**Short problem:** Check every line of the data below for the string "image", and copy the ones that hold it.
--- Begin ---
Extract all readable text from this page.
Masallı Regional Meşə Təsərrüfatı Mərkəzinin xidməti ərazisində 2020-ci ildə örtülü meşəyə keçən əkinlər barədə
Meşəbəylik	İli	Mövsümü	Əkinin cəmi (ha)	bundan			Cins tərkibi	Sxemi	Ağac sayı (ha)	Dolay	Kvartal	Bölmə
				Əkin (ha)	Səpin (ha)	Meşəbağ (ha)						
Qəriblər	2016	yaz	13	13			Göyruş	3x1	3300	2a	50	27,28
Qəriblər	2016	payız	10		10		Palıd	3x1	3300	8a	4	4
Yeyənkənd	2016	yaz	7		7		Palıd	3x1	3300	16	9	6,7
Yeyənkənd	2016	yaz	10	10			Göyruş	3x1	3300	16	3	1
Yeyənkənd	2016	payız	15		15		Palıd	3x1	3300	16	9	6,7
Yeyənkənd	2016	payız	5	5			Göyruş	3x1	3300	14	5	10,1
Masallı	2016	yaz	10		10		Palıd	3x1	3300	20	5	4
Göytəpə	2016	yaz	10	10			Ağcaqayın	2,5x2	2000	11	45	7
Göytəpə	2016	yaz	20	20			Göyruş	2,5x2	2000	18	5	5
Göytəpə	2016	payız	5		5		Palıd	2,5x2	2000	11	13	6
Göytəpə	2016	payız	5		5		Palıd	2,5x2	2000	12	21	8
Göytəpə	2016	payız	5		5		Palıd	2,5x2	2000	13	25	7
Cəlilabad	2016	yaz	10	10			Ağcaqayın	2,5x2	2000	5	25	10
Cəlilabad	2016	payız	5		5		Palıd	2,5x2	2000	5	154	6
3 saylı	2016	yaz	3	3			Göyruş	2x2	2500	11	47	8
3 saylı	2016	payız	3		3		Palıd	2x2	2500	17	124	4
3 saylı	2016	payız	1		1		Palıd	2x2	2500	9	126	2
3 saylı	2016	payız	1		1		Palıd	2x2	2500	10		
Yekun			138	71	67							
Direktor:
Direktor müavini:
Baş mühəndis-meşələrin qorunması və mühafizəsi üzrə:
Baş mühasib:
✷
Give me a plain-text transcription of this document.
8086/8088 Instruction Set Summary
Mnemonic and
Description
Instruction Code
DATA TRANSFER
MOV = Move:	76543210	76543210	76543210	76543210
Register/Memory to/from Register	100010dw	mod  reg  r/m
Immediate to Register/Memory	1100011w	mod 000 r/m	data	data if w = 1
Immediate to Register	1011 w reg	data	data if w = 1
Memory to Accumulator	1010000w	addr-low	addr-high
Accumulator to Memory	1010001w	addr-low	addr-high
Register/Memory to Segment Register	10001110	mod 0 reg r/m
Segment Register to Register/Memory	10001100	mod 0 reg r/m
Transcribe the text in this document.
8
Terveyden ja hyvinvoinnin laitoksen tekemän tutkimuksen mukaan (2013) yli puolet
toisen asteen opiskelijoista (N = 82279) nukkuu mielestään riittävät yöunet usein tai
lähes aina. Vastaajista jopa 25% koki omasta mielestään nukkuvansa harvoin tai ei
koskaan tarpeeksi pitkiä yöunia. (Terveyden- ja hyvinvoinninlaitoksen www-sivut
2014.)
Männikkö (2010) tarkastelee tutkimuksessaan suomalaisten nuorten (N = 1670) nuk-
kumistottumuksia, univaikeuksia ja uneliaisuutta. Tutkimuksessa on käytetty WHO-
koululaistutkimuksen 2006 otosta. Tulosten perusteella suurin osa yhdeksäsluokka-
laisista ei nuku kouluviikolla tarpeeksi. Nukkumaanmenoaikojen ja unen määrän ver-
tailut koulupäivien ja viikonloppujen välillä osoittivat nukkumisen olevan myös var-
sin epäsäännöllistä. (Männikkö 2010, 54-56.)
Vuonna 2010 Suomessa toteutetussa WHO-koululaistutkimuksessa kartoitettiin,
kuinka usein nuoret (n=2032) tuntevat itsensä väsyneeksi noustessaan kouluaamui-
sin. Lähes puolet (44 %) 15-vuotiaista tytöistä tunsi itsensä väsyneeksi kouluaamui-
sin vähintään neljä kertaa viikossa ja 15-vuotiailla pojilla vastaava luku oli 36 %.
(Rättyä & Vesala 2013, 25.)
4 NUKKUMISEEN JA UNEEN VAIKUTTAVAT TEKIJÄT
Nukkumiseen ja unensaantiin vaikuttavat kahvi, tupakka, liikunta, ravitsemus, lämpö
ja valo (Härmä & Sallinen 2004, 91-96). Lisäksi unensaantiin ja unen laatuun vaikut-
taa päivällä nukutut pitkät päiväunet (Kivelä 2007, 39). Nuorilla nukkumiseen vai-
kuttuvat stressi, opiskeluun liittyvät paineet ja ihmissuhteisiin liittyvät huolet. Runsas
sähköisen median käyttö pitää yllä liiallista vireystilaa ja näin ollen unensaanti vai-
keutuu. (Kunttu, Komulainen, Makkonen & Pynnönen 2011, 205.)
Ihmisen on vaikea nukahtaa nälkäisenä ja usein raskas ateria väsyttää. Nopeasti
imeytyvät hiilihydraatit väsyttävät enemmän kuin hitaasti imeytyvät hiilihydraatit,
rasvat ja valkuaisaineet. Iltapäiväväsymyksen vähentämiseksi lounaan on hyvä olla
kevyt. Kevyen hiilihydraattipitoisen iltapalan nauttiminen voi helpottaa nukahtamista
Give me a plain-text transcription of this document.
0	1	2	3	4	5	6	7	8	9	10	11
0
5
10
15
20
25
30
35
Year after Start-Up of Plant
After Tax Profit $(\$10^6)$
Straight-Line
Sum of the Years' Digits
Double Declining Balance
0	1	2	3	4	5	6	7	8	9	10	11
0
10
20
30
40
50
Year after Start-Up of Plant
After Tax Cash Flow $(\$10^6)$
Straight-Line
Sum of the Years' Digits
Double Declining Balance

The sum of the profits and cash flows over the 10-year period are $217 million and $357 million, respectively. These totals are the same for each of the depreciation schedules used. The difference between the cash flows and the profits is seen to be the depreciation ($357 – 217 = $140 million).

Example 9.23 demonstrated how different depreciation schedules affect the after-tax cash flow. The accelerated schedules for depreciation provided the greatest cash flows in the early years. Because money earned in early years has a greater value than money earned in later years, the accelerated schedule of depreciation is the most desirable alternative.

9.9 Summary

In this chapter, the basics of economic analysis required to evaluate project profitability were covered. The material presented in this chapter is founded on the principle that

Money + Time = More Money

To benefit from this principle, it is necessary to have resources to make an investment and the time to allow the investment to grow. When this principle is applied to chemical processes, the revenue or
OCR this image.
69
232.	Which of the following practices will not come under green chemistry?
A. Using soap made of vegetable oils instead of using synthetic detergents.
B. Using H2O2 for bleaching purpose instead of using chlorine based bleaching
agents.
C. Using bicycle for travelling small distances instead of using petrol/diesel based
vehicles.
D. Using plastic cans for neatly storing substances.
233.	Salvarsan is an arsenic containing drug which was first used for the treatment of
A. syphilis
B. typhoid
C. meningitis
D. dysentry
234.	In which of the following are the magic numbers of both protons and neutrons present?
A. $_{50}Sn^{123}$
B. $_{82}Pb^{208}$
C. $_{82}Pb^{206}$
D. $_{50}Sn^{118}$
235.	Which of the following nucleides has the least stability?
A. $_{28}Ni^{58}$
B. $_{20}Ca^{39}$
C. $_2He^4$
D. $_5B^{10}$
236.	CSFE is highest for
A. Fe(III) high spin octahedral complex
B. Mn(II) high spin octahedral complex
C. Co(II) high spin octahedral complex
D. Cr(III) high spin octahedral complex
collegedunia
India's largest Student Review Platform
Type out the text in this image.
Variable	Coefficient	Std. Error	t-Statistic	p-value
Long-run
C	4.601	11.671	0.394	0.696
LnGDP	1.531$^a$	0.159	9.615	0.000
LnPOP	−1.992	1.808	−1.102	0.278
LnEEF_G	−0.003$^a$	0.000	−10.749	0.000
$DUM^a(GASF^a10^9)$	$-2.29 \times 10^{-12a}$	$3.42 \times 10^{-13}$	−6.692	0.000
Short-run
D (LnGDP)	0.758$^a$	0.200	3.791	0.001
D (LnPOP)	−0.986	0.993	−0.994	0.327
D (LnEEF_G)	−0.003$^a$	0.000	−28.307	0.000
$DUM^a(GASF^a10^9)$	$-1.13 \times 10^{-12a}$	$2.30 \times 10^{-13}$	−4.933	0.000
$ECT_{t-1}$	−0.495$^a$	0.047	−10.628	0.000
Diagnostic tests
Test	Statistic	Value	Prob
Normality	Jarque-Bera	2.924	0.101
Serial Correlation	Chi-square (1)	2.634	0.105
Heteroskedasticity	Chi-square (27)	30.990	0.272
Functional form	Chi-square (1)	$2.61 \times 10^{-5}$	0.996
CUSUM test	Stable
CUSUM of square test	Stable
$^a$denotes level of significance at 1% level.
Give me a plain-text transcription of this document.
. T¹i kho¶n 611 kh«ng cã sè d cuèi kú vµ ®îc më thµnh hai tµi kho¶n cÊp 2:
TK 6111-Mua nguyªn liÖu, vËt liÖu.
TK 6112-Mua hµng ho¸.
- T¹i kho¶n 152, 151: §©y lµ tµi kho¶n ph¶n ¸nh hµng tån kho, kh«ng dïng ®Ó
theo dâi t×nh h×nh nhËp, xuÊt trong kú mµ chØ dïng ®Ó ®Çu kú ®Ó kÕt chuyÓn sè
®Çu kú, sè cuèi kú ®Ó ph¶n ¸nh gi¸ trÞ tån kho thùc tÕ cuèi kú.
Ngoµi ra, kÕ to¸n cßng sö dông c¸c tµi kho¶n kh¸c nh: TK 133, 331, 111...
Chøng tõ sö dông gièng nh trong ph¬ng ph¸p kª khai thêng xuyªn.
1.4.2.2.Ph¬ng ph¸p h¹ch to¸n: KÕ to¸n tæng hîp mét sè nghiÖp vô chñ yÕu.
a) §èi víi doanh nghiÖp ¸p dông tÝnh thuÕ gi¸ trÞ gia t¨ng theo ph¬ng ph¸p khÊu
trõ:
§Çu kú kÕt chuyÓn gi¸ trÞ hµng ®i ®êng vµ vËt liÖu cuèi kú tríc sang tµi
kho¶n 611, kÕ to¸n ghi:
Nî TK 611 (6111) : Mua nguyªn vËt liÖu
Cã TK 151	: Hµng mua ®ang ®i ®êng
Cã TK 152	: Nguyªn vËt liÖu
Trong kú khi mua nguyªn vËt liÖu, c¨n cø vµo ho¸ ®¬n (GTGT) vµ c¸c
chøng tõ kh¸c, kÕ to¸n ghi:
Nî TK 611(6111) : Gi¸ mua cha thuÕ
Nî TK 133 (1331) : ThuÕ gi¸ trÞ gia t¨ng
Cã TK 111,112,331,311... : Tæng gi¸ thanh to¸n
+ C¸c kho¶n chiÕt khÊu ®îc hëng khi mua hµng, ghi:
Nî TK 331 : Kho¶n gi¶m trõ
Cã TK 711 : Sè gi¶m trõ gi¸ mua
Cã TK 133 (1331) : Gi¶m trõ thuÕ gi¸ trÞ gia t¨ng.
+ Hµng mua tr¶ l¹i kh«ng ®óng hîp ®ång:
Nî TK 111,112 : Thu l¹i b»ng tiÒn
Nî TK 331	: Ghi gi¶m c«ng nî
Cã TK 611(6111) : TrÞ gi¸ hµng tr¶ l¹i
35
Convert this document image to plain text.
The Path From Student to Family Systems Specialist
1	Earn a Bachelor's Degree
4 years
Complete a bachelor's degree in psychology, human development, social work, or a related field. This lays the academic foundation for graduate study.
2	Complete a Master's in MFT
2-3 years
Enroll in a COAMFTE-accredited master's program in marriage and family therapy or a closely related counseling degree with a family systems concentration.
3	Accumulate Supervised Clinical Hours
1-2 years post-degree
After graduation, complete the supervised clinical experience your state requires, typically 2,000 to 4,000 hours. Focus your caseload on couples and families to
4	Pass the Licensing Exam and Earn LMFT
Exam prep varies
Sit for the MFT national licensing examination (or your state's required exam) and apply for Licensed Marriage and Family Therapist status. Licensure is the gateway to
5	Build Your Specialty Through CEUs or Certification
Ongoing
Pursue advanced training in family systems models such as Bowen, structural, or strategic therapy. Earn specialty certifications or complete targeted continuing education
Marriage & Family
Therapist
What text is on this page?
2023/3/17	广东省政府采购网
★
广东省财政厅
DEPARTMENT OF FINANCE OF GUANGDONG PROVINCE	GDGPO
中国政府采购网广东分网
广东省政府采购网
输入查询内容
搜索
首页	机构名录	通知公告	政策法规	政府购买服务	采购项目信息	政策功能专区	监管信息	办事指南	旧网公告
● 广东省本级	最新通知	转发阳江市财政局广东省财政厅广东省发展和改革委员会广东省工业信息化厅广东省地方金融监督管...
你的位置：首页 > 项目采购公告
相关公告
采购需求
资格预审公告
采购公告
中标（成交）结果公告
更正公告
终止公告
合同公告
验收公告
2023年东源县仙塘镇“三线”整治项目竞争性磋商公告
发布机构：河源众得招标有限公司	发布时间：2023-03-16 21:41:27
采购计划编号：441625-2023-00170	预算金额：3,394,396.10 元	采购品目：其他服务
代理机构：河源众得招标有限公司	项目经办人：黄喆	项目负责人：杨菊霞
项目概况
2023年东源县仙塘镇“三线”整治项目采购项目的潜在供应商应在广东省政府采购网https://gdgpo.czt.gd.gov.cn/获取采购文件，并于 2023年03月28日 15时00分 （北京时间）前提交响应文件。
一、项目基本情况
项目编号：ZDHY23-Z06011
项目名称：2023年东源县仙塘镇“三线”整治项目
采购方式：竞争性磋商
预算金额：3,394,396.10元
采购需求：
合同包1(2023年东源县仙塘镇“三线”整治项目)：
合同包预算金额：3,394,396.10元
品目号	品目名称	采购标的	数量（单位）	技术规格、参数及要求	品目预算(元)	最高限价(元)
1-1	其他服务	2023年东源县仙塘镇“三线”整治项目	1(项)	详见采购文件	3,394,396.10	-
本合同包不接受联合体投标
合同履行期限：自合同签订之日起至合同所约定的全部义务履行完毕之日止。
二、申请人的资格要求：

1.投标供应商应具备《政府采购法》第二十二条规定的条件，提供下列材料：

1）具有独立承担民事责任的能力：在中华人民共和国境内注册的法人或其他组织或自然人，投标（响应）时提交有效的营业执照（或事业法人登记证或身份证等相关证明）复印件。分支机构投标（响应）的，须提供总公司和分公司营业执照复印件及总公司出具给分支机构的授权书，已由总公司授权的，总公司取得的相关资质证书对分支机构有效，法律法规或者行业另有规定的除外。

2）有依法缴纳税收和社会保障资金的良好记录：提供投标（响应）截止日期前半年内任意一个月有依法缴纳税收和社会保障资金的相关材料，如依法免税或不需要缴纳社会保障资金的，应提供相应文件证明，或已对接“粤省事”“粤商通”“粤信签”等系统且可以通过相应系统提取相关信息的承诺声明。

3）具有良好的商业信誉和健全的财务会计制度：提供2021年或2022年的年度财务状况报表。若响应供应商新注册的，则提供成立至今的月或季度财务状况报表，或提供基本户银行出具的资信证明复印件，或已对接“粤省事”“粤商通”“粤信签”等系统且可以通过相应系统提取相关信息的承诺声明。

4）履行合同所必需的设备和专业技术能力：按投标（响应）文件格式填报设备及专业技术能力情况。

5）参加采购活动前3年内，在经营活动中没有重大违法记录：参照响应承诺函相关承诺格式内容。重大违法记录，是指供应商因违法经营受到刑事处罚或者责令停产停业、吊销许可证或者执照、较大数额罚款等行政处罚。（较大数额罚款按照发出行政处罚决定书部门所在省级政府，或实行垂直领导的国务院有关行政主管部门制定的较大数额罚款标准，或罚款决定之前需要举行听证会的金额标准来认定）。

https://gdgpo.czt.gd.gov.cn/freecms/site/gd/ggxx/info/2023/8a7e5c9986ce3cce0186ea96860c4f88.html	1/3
--- End ---
**Problem solution:**
OCR this image.
Type out the text in this image.
Convert this document image to plain text.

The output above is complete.